## Request A
In the MCMCtree checkpointing text, translate this sentence into Spanish: "The conditional probability vectors are not saved; they are recalculated when the run is resumed."
## Request B
Carry on the MCMCtree checkpointing text from its last sentence with a few more sentences in the same style.

## Text section
□ □ □

Could you please attach your input and output files, the `ckpt` file, and your control file so that we can try to reproduce the error you are getting? It seems that something may have gone wrong when reading the `mcmc.txt` file, but I may be wrong. The main key points to bear in mind when enabling checkpointing are the following:
- Option to specify in the control file: `checkpoint = 1 * 0: nothing; 1 : save; 2: resume`. By default, `checkpoint = 0`, and so checkpointing is not enabled.
- When `checkpoint = 1`, checkpointing is enabled. Note that a memory image is not saved. Instead, the current state of the Markov chain (e.g., divergence times, rates for loci, step lengths) are saved in a file called `mcmctree.ckpt`. The conditional probability vectors are not saved; they are recalculated when the run is resumed. The current implementation saves the states at every 10th percentile during the MCMC iteration and, if the `mcmctree.ckpt` file already exists, it will be overwritten.
- When `checkpoint = 2`, the program will first allocate memory after parsing the sequence alignment and then will try to locate the `mcmctree.ckpt` file. If found, then MCMCtree will fix the state of the Markov chain by reading the `mcmctree.ckpt`, which will have the last saved state of the chain and restart the MCMC from that point by setting `burnin = 0`. In essence, MCMCtree will be using the last saved parameter values as the initial values. Then, it will run until it collects `nsample * sampfreq` samples or until the job is killed (e.g., exceeded allocated wall time, manually killed, etc.).

□ □ □

## Rows

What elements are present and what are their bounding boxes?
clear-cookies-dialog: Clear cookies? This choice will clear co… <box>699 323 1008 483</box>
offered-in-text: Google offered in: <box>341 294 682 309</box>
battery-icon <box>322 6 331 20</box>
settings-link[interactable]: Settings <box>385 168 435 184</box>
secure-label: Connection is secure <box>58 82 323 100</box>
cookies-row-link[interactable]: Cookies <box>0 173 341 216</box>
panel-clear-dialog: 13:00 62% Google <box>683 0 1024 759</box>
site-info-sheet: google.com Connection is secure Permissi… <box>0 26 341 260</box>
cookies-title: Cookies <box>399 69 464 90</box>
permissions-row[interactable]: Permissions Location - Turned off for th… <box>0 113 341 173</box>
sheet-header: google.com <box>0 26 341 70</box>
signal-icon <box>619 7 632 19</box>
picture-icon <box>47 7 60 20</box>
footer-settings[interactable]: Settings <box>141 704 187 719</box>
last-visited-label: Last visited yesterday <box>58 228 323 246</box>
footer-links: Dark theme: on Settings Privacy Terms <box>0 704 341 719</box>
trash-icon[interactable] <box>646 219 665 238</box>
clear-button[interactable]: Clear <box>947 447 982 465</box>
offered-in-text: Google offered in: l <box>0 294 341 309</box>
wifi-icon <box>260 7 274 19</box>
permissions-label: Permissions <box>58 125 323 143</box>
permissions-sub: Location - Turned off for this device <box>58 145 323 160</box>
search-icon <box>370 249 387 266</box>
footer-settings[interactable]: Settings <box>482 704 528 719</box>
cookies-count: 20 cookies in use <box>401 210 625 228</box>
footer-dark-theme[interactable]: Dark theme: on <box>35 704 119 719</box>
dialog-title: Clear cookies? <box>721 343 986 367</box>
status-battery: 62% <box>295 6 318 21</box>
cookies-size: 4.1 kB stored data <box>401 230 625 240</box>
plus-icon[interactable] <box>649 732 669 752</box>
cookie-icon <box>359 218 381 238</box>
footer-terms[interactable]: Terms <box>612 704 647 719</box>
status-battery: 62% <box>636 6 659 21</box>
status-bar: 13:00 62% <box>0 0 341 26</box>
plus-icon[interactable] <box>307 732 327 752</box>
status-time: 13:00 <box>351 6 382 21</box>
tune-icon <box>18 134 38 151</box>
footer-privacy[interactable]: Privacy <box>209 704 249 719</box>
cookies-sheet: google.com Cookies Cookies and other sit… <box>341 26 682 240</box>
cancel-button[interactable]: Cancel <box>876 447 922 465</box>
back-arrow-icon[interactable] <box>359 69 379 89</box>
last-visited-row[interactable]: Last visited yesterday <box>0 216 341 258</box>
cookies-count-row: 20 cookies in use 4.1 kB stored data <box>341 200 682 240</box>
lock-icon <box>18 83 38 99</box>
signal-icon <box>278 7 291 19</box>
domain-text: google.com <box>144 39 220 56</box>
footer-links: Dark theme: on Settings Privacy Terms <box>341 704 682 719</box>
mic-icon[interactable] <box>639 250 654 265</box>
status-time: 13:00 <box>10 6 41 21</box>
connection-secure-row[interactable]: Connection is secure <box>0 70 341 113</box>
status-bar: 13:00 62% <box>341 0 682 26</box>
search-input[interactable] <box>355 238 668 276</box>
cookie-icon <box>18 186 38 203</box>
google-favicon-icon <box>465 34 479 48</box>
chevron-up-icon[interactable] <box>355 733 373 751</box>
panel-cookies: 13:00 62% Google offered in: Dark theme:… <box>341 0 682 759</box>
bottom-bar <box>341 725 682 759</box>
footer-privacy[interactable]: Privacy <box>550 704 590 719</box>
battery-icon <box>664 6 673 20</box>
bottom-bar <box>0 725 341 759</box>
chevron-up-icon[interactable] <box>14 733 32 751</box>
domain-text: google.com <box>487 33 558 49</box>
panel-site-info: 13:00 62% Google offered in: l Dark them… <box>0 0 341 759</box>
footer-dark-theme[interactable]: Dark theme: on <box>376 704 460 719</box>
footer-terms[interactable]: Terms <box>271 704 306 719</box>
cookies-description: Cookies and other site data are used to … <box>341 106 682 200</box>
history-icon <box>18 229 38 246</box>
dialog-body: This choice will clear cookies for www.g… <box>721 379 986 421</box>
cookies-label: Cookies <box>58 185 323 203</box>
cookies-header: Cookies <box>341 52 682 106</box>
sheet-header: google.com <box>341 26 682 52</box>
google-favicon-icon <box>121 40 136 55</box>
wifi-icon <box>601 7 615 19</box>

□ □ □

## Written reply A
Los vectores de probabilidad condicional no se guardan; se vuelven a calcular cuando se reanuda la ejecución.

## Written reply B
- IMPORTANT: When you run MCMCtree when using `checkpoint = 2`, please make sure that you have saved the results of your first run when running `checkpoint = 1` because all output files will be overwritten. I suggest you create a directory called e.g. `ckpt1` (or whatever name you prefer), copy the output files there (you can also copy everything there, whatever you prefer and best suits your PC requirements), and then run MCMCtree after modifying the control file to have `checkpoint = 2` in a separate directory. Please note that you will need to manually combine the samples collected in the first run and the resumed run (i.e., the samples saved in the `mcmc.txt` files you shall have at the end of both runs).
At the moment, as pointed out by
Gustavo in the PAML GitHub repository, checkpointing seems to only be able to resume once. If you have a very long alignment and need to resume more than once, it may be worth exploring the suggestion Gustavo made in the repository.
Hope this helps to better understand the usage of checkpointing in MCMCtree. If you want us to further troubleshoot what may have gone wrong with your analysis, please send us the files requested above so that we can try to find out what may have gone wrong!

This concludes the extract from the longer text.